**TEXT UNDER STUDY**:
---

Earning the ATP
A Question of Ethics
- By Laurie Watanabe
- Feb 01, 2010
So far in our quest to prepare for RESNA’s Assistive Technology
Professional (ATP) exam, we’ve been dealing with relatively immutable
topics. For instance, my humerus is still my humerus, and it’s in the same
place now as it was when I started studying anatomy a year ago. True, no
two MS or ALS clients present exactly alike, but we still have general expectations
of how they’ll progress and what seating & mobility needs they’ll
have, based on what we know of other patients with the same diagnoses.
This month, we venture into territory that’s a bit more of a gray,
evolving area: Ethics and policy.
Ethics & Policy Go Hand in Hand
For this column, we’ll define “ethics” as the professional conduct expected
and required of an ATP. In addition to RESNA’s ethics standards, the
Fundamentals of Assistive Technology (edited by Michelle L. Lange, OTR,
ABDA, ATP, and one of our main textbooks) chapter on Professional
Conduct & Public Policy lists and discusses the ethics and standards of the
National Registry of Rehabilitation Technology Suppliers (NRRTS).
Ethics, as well as public policy and legislation, are always evolving in
response to the changing needs of society — and in some cases, in
response to advancing technology. It wasn’t too long ago that people with
disabilities were routinely sequestered in hospitals or other institutions, in
part because the technology to enable them to live at home wasn’t available.
Once technology caught up, certain folks dared to imagine people
with disabilities integrating more fully into their communities by going to
school, work, church and everywhere that everyone else could go.
Public policy and legislation such as the Americans with Disabilities Act
and the New Freedom Initiative sought to eliminate barriers — and as such are important for complex rehab professionals to know about. But assuming
that your day job isn’t on Capitol Hill, how can you keep up to date on
policy changes that can affect you and your clients?
Staying in the Current Events Loop
Permobil’s Darren Jernigan is this month’s official mentor — and as director
of government affairs, he spends a lot of time working with Medicaid
programs. Asked how complex rehab suppliers can keep up with changes to
Medicaid programs, Jernigan said strategies can vary from state to state.

---

**DIRECTIONS**:
(a) According to the column on preparing for the ATP exam, what position does Darren Jernigan hold at Permobil?
(b) Carry on the column about ATP ethics and policy from its final sentence, keeping its voice and topic.

---

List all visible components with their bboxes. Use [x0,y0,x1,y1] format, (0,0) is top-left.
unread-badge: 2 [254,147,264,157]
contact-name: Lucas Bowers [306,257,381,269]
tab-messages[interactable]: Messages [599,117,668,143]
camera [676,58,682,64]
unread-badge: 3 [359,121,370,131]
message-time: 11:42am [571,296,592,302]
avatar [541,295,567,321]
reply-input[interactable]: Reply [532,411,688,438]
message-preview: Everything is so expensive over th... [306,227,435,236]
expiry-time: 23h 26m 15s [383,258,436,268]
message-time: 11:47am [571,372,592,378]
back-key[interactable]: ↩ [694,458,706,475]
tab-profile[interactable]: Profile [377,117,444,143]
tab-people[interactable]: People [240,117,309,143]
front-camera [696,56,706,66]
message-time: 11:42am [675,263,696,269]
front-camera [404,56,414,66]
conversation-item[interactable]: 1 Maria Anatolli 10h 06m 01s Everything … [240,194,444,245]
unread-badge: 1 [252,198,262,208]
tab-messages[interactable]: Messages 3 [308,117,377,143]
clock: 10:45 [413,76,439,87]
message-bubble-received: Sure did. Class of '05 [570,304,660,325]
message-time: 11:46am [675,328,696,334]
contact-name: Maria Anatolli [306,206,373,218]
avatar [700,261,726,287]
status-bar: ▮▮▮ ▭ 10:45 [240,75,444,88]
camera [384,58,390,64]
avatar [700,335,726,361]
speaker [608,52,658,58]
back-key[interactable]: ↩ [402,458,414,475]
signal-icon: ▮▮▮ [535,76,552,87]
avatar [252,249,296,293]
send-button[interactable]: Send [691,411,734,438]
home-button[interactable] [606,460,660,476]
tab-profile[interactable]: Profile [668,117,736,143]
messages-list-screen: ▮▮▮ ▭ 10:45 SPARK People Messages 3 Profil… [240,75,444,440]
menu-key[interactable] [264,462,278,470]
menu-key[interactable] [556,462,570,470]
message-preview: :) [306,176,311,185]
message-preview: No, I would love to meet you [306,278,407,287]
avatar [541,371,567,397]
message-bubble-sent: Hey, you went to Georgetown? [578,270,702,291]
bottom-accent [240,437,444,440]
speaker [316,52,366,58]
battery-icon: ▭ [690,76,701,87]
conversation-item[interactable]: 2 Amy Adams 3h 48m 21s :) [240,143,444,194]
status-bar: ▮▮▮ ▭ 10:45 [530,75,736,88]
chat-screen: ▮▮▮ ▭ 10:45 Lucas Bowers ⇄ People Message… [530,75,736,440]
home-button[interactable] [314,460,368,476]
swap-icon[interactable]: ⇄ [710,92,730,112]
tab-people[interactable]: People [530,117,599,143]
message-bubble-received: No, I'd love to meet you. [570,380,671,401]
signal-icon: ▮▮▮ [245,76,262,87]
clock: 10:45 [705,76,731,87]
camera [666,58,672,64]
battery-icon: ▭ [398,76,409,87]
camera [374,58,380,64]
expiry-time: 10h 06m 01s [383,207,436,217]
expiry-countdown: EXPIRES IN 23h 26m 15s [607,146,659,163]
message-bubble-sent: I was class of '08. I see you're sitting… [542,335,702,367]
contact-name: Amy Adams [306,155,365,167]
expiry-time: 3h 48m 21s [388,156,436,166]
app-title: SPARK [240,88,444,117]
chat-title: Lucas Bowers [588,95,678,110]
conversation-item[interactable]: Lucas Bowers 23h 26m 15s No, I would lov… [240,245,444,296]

---

**ANSWERS BY ITEM**:
(a) He is Permobil's director of government affairs.

(b)
“For instance,” he says, “Kentucky has a DME e-mail list that you can
sign up for, and it will shoot you a blast when the policy changes. There are
several states that do that. That’s the most effective way to know exactly
what’s going on.”
Jernigan also suggests the following:
- Check with your state to see if it has an e-mail list similar to Kentucky’s.
If it does, sign up to receive those policy-change notices.
- Ask your state association if it has a rehab division that you can join.
- Find your state’s DME medical guide online; Jernigan says every state
has one.
- Ask the seating & mobility manufacturers you work with if they have
government liaisons available to field your questions about policy changes.
“If you have specific denials from Medicaid, there are federal laws that
govern Medicaid,” Jernigan adds. “Each state has a protection and advocacy
network that (suppliers) can contact.”
As for ethics, go to resna.org, and click on Certification. The organization’s
standards of practice and code of ethics are available as pdf documents
— and they’re two more professional and exam resources to tap.
An Ethical Question: Is It OK to Use Another ATP’s Client Evaluation as Your Own?
As we were talking over the professional ethics portion of the ATP
exam, Permobil Director of Government Affairs Darren Jernigan
mentioned an ethical dilemma he’d heard about involving Texas’
Medicaid program.
“In Texas,” Jernigan notes, “they just passed their own certification
legislation (in 2008).” Among the requirements now, he
says, is the involvement of a therapist in the assessment process
for complex rehab. But Jernigan has heard of instances in which
“when an ATP turns in (an evaluation) and recommends a chair,
(Medicaid) turns around and puts that chair out to bid. They’ll take
that evaluation and send that evaluation to other dealers.”
In that scenario, a therapist was involved in the initial assessment.
But then that assessment is shopped around to other
suppliers who, presumably, haven’t evaluated the client and
haven’t worked with the therapist involved in the evaluation.
Says Jernigan, “Now the problem is that these dealers who
have certified people on staff: Is it ethical for them to take some
other certified person’s (assessment)? I think in the RESNA standards,
they can’t do that.”
So our next step was posing the question to Anjali Weber, the
director of certification at RESNA.
Says Weber, “This brings up a very interesting situation and
many questions in my mind as related to ethical practice. The first
thing I would question is why Medicaid is sharing proprietary
information and is putting a quote ‘out for bid.’ That to me raises
a number of flags.
“As for ATP 2,” she continues, “whether they know that ATP 1
did an assessment or not, I believe it is their obligation to reassess
the client entirely with the recommendations from the
medical professionals before they can consider submitting something
to Medicaid. The RESNA Standards of Practice are to ensure
that the welfare of individuals served professionally is paramount,
and that ATPs shall use every reasonable resource and present
reasonable options available to ensure that the consumer’s identified
needs are met.
“I would never provide a bid for equipment using anyone
else’s specifications or measurements,”Weber says. “Underbidding
steals from another professional’s time and effort.”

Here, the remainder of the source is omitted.